■ Request A ■
Copy word for word the part of the discussion about interlaced video caps between "Single fields need" and "in the caps.", inclusive.
■ Request B ■
Quote the records between the first line and the line holding "series-line-1yaaa: [86, 289, 913, 361]", inclusive.

■ Selected excerpt ■

......

Single fields need to be dropped because they are incompatible. We can opt to introduce this concept in 0.9. Pretty much all formats assume one buffer to be one frame. Interlace, -mode and field-order sound fine and are compatible, I think. You asked for an interlaced videosink, one such is v4lmjpegsink. Like Maciej says, sequential/interleaved don't have to be strings, enums is fine. Or even ints with macros.
Adding fields to a caps description and making them optional is bad news. It doesn't work. It just leads to problems that are literally impossible to solve. So any changes of this nature will have to wait for 0.9, or use a different media type in the caps.

......

Records from a data source:
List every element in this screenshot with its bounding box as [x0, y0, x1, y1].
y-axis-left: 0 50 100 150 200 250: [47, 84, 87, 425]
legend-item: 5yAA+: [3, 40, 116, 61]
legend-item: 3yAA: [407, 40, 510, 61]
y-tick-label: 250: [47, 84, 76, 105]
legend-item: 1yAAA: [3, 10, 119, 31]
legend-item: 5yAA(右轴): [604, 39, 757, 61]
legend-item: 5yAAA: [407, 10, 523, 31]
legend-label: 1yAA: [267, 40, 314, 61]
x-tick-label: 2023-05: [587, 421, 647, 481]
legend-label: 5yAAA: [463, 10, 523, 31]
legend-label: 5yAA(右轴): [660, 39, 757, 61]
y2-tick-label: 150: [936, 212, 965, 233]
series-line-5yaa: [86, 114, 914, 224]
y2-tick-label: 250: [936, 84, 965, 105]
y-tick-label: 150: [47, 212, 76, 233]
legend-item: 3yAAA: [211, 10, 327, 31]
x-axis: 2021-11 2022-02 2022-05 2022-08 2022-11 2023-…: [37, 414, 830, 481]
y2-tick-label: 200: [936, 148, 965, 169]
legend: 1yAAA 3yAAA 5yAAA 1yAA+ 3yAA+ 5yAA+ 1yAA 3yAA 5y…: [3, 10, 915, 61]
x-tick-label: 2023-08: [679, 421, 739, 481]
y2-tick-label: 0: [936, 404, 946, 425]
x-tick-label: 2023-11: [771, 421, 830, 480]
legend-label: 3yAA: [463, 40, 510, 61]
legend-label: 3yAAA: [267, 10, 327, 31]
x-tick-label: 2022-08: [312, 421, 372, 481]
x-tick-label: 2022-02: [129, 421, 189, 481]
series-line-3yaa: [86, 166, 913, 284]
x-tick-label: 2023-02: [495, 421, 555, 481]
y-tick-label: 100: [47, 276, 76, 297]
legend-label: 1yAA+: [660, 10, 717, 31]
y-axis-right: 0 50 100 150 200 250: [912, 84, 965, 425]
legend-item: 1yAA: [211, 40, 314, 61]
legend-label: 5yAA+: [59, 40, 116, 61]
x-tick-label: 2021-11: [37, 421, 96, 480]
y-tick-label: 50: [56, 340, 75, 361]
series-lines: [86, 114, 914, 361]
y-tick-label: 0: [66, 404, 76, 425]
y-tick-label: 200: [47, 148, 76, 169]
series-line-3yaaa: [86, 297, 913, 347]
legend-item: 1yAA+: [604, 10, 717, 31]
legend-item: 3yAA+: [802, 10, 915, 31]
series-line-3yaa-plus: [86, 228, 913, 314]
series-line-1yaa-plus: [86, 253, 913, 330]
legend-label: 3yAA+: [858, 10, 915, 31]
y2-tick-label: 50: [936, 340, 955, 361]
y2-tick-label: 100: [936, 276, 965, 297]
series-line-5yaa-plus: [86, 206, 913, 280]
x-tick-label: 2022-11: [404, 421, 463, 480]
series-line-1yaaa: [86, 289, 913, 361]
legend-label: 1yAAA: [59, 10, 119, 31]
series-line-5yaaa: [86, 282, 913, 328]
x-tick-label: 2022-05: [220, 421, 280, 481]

......

■ Complete response A ■
Single fields need to be dropped because they are incompatible. We can opt to introduce this concept in 0.9. Pretty much all formats assume one buffer to be one frame. Interlace, -mode and field-order sound fine and are compatible, I think. You asked for an interlaced videosink, one such is v4lmjpegsink. Like Maciej says, sequential/interleaved don't have to be strings, enums is fine. Or even ints with macros.
Adding fields to a caps description and making them optional is bad news. It doesn't work. It just leads to problems that are literally impossible to solve. So any changes of this nature will have to wait for 0.9, or use a different media type in the caps.

■ Complete response B ■
List every element in this screenshot with its bounding box as [x0, y0, x1, y1].
y-axis-left: 0 50 100 150 200 250: [47, 84, 87, 425]
legend-item: 5yAA+: [3, 40, 116, 61]
legend-item: 3yAA: [407, 40, 510, 61]
y-tick-label: 250: [47, 84, 76, 105]
legend-item: 1yAAA: [3, 10, 119, 31]
legend-item: 5yAA(右轴): [604, 39, 757, 61]
legend-item: 5yAAA: [407, 10, 523, 31]
legend-label: 1yAA: [267, 40, 314, 61]
x-tick-label: 2023-05: [587, 421, 647, 481]
legend-label: 5yAAA: [463, 10, 523, 31]
legend-label: 5yAA(右轴): [660, 39, 757, 61]
y2-tick-label: 150: [936, 212, 965, 233]
series-line-5yaa: [86, 114, 914, 224]
y2-tick-label: 250: [936, 84, 965, 105]
y-tick-label: 150: [47, 212, 76, 233]
legend-item: 3yAAA: [211, 10, 327, 31]
x-axis: 2021-11 2022-02 2022-05 2022-08 2022-11 2023-…: [37, 414, 830, 481]
y2-tick-label: 200: [936, 148, 965, 169]
legend: 1yAAA 3yAAA 5yAAA 1yAA+ 3yAA+ 5yAA+ 1yAA 3yAA 5y…: [3, 10, 915, 61]
x-tick-label: 2023-08: [679, 421, 739, 481]
y2-tick-label: 0: [936, 404, 946, 425]
x-tick-label: 2023-11: [771, 421, 830, 480]
legend-label: 3yAA: [463, 40, 510, 61]
legend-label: 3yAAA: [267, 10, 327, 31]
x-tick-label: 2022-08: [312, 421, 372, 481]
x-tick-label: 2022-02: [129, 421, 189, 481]
series-line-3yaa: [86, 166, 913, 284]
x-tick-label: 2023-02: [495, 421, 555, 481]
y-tick-label: 100: [47, 276, 76, 297]
legend-label: 1yAA+: [660, 10, 717, 31]
y-axis-right: 0 50 100 150 200 250: [912, 84, 965, 425]
legend-item: 1yAA: [211, 40, 314, 61]
legend-label: 5yAA+: [59, 40, 116, 61]
x-tick-label: 2021-11: [37, 421, 96, 480]
y-tick-label: 50: [56, 340, 75, 361]
series-lines: [86, 114, 914, 361]
y-tick-label: 0: [66, 404, 76, 425]
y-tick-label: 200: [47, 148, 76, 169]
series-line-3yaaa: [86, 297, 913, 347]
legend-item: 1yAA+: [604, 10, 717, 31]
legend-item: 3yAA+: [802, 10, 915, 31]
series-line-3yaa-plus: [86, 228, 913, 314]
series-line-1yaa-plus: [86, 253, 913, 330]
legend-label: 3yAA+: [858, 10, 915, 31]
y2-tick-label: 50: [936, 340, 955, 361]
y2-tick-label: 100: [936, 276, 965, 297]
series-line-5yaa-plus: [86, 206, 913, 280]
x-tick-label: 2022-11: [404, 421, 463, 480]
series-line-1yaaa: [86, 289, 913, 361]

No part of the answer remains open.